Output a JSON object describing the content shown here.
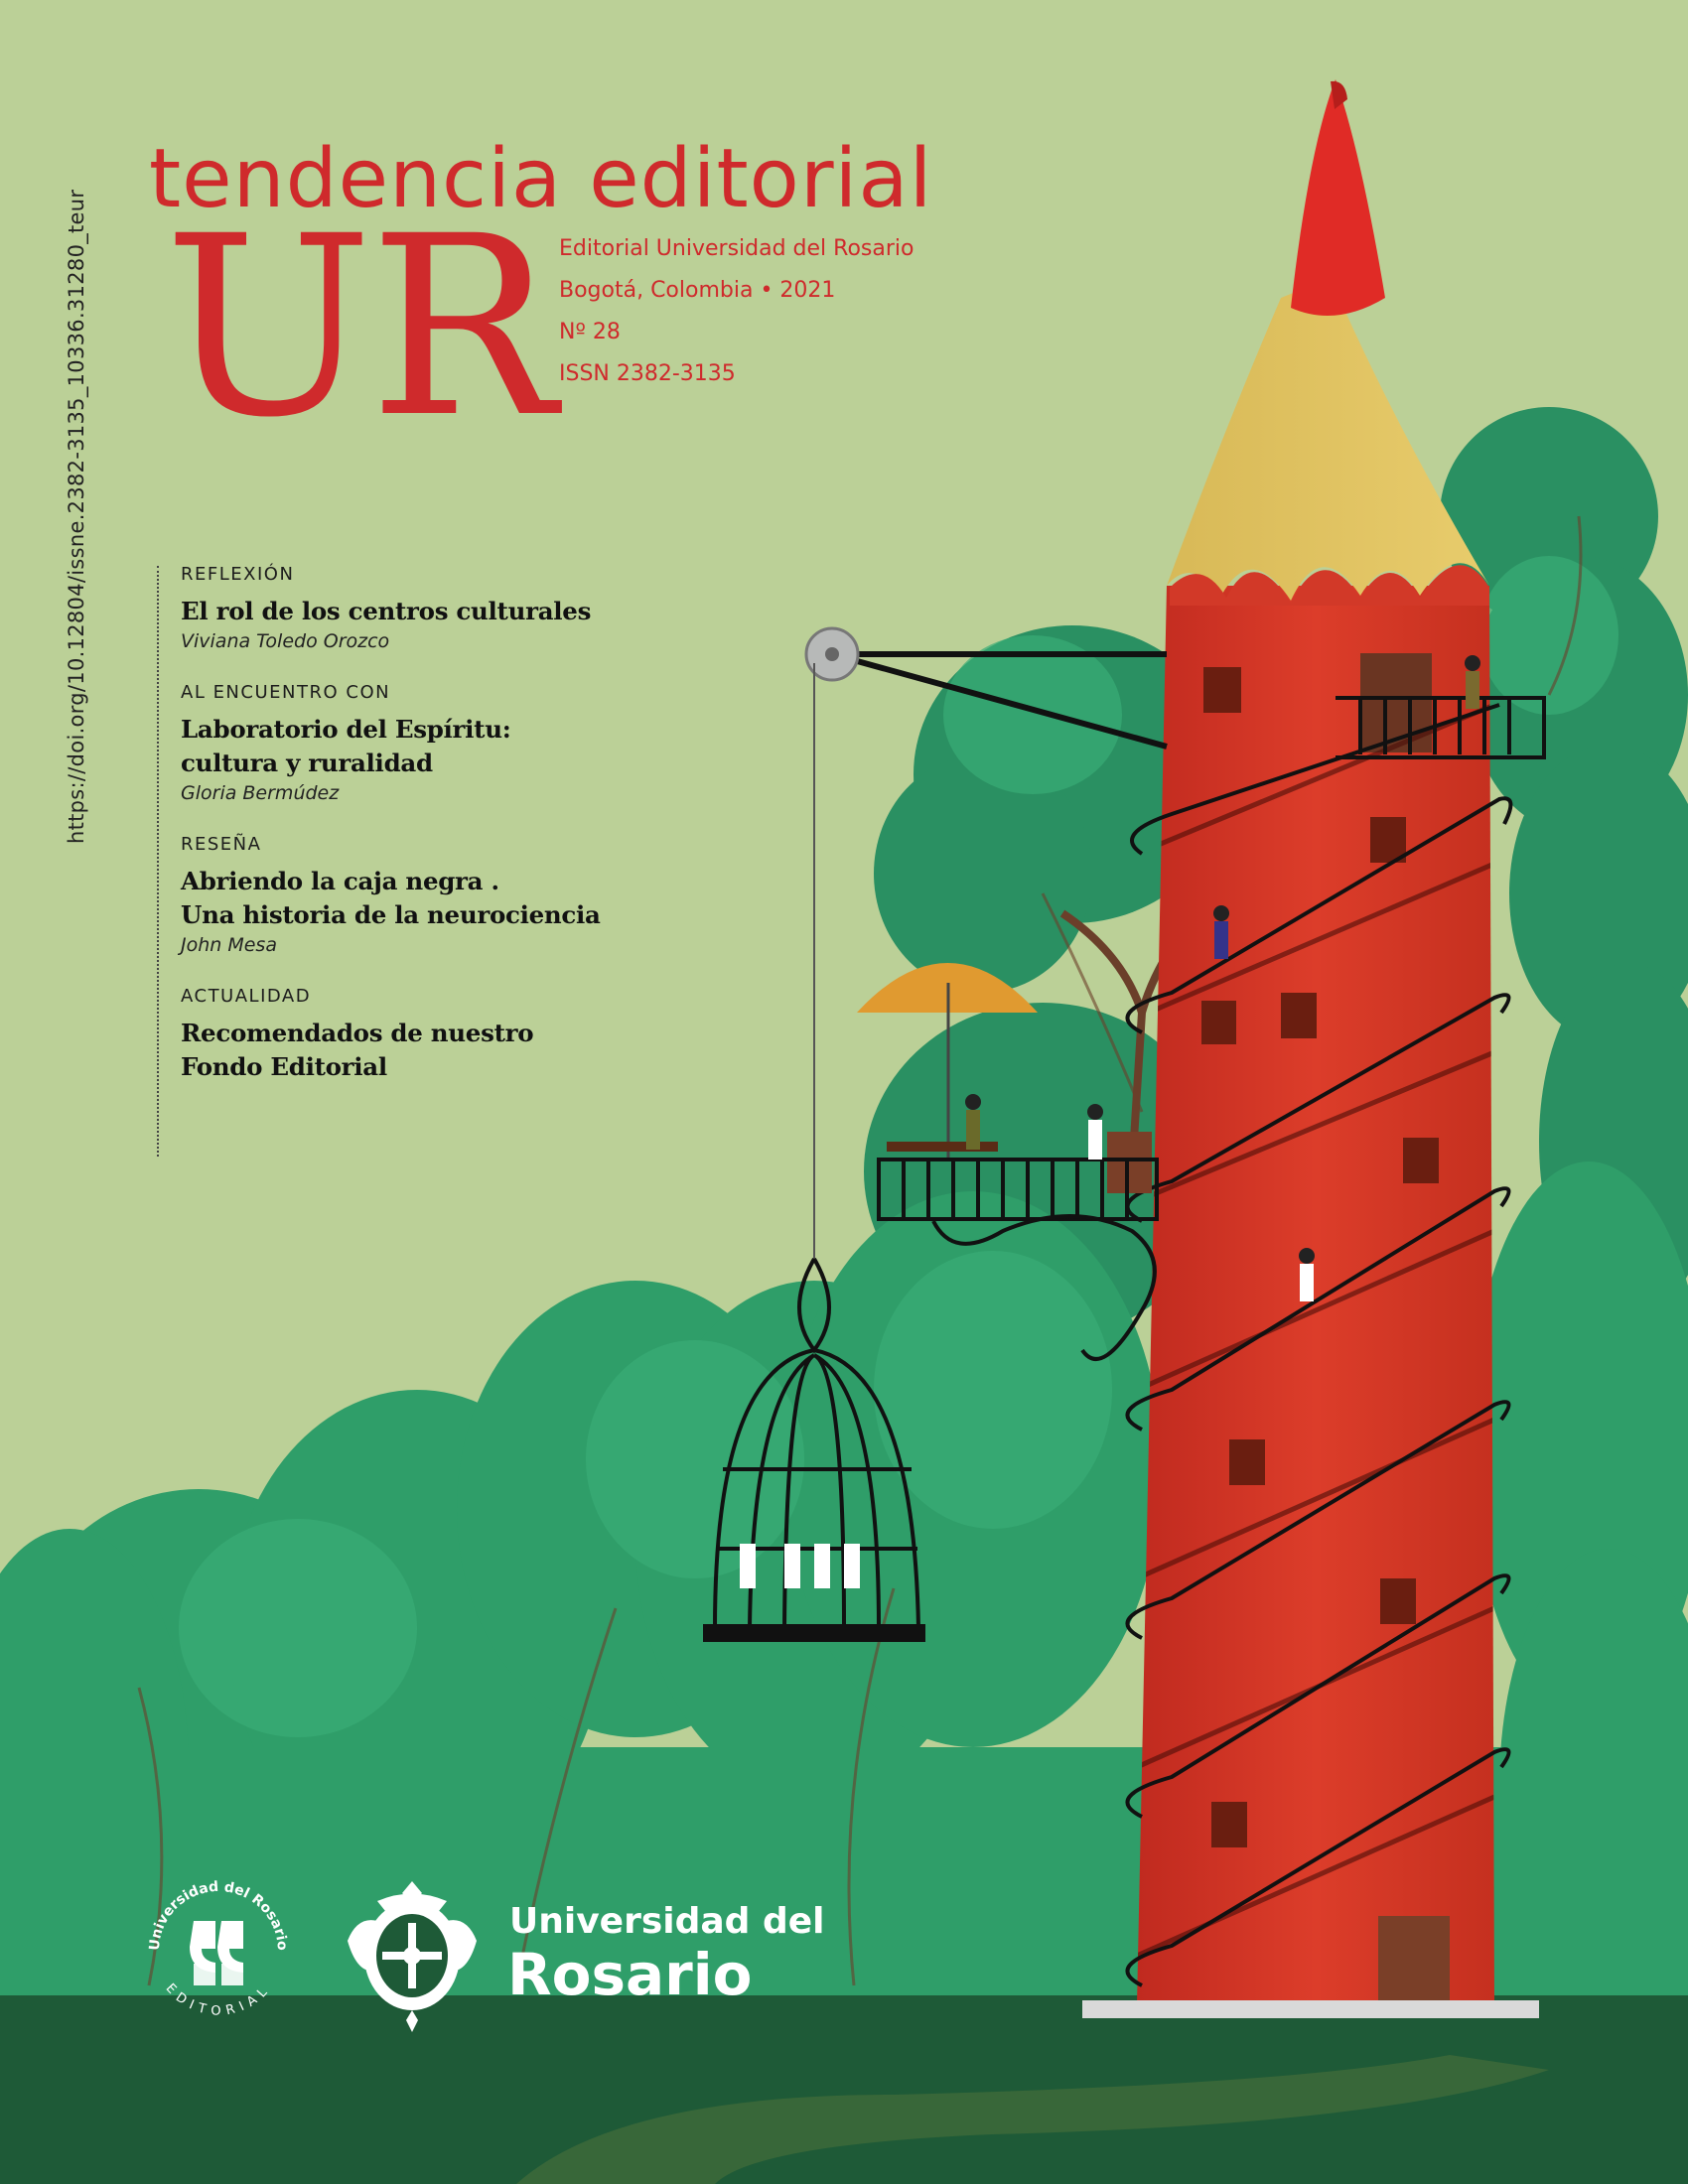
{
  "masthead": {
    "title": "tendencia editorial",
    "mark": "UR",
    "publisher": "Editorial Universidad del Rosario",
    "place_year": "Bogotá, Colombia • 2021",
    "issue": "Nº 28",
    "issn": "ISSN 2382-3135"
  },
  "doi": "https://doi.org/10.12804/issne.2382-3135_10336.31280_teur",
  "toc": [
    {
      "section": "REFLEXIÓN",
      "title": [
        "El rol de los centros culturales"
      ],
      "author": "Viviana Toledo Orozco"
    },
    {
      "section": "AL ENCUENTRO CON",
      "title": [
        "Laboratorio del Espíritu:",
        "cultura y ruralidad"
      ],
      "author": "Gloria Bermúdez"
    },
    {
      "section": "RESEÑA",
      "title": [
        "Abriendo la caja negra .",
        "Una historia de la neurociencia"
      ],
      "author": "John Mesa"
    },
    {
      "section": "ACTUALIDAD",
      "title": [
        "Recomendados de nuestro",
        "Fondo Editorial"
      ],
      "author": ""
    }
  ],
  "logos": {
    "seal_ring": "Universidad del Rosario",
    "seal_bottom": "EDITORIAL",
    "university_line1": "Universidad del",
    "university_line2": "Rosario"
  },
  "colors": {
    "background": "#bbd097",
    "brand_red": "#cf2a2c",
    "tree_green": "#2e9a66",
    "tower_red": "#d93a2a"
  }
}
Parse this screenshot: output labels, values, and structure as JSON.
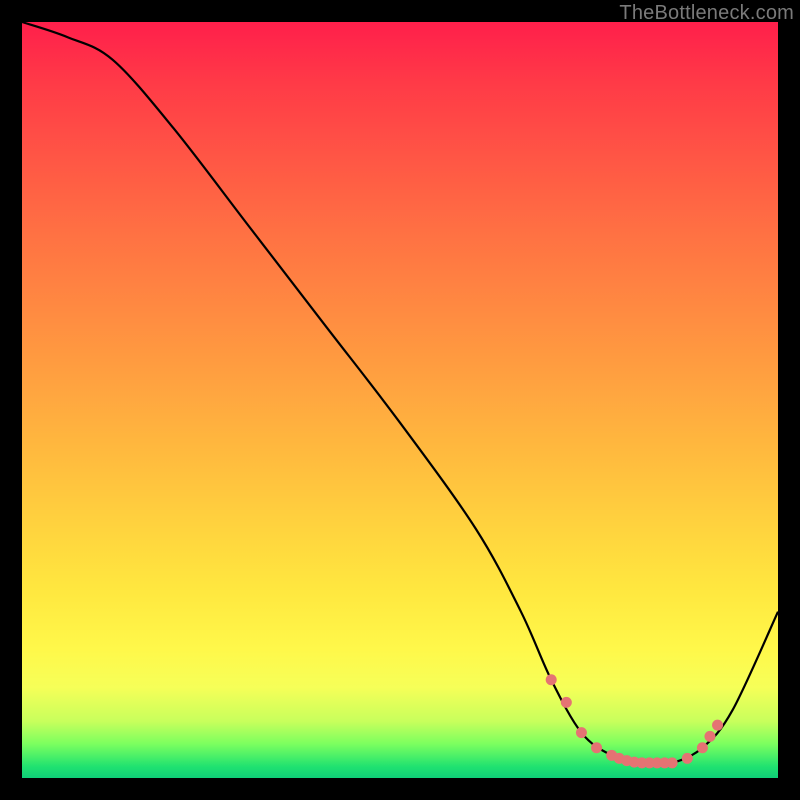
{
  "watermark": "TheBottleneck.com",
  "chart_data": {
    "type": "line",
    "title": "",
    "xlabel": "",
    "ylabel": "",
    "xlim": [
      0,
      100
    ],
    "ylim": [
      0,
      100
    ],
    "grid": false,
    "legend": false,
    "series": [
      {
        "name": "bottleneck-curve",
        "x": [
          0,
          6,
          12,
          20,
          30,
          40,
          50,
          60,
          66,
          70,
          74,
          78,
          82,
          86,
          90,
          94,
          100
        ],
        "values": [
          100,
          98,
          95,
          86,
          73,
          60,
          47,
          33,
          22,
          13,
          6,
          3,
          2,
          2,
          4,
          9,
          22
        ]
      }
    ],
    "markers": {
      "name": "optimal-range",
      "x": [
        70,
        72,
        74,
        76,
        78,
        79,
        80,
        81,
        82,
        83,
        84,
        85,
        86,
        88,
        90,
        91,
        92
      ],
      "values": [
        13,
        10,
        6,
        4,
        3,
        2.6,
        2.3,
        2.1,
        2,
        2,
        2,
        2,
        2,
        2.6,
        4,
        5.5,
        7
      ]
    }
  }
}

*Instructions for the task*: Leave out all images, then reproduce the entries above exactly.

*Result*:
Output a JSON object describing the content shown here.
{
  "masthead": {
    "title": "tendencia editorial",
    "mark": "UR",
    "publisher": "Editorial Universidad del Rosario",
    "place_year": "Bogotá, Colombia • 2021",
    "issue": "Nº 28",
    "issn": "ISSN 2382-3135"
  },
  "doi": "https://doi.org/10.12804/issne.2382-3135_10336.31280_teur",
  "toc": [
    {
      "section": "REFLEXIÓN",
      "title": [
        "El rol de los centros culturales"
      ],
      "author": "Viviana Toledo Orozco"
    },
    {
      "section": "AL ENCUENTRO CON",
      "title": [
        "Laboratorio del Espíritu:",
        "cultura y ruralidad"
      ],
      "author": "Gloria Bermúdez"
    },
    {
      "section": "RESEÑA",
      "title": [
        "Abriendo la caja negra .",
        "Una historia de la neurociencia"
      ],
      "author": "John Mesa"
    },
    {
      "section": "ACTUALIDAD",
      "title": [
        "Recomendados de nuestro",
        "Fondo Editorial"
      ],
      "author": ""
    }
  ],
  "logos": {
    "seal_ring": "Universidad del Rosario",
    "seal_bottom": "EDITORIAL",
    "university_line1": "Universidad del",
    "university_line2": "Rosario"
  },
  "colors": {
    "background": "#bbd097",
    "brand_red": "#cf2a2c",
    "tree_green": "#2e9a66",
    "tower_red": "#d93a2a"
  }
}
Parse this screenshot: output labels, values, and structure as JSON.
{
  "watermark": "TheBottleneck.com",
  "chart_data": {
    "type": "line",
    "title": "",
    "xlabel": "",
    "ylabel": "",
    "xlim": [
      0,
      100
    ],
    "ylim": [
      0,
      100
    ],
    "grid": false,
    "legend": false,
    "series": [
      {
        "name": "bottleneck-curve",
        "x": [
          0,
          6,
          12,
          20,
          30,
          40,
          50,
          60,
          66,
          70,
          74,
          78,
          82,
          86,
          90,
          94,
          100
        ],
        "values": [
          100,
          98,
          95,
          86,
          73,
          60,
          47,
          33,
          22,
          13,
          6,
          3,
          2,
          2,
          4,
          9,
          22
        ]
      }
    ],
    "markers": {
      "name": "optimal-range",
      "x": [
        70,
        72,
        74,
        76,
        78,
        79,
        80,
        81,
        82,
        83,
        84,
        85,
        86,
        88,
        90,
        91,
        92
      ],
      "values": [
        13,
        10,
        6,
        4,
        3,
        2.6,
        2.3,
        2.1,
        2,
        2,
        2,
        2,
        2,
        2.6,
        4,
        5.5,
        7
      ]
    }
  }
}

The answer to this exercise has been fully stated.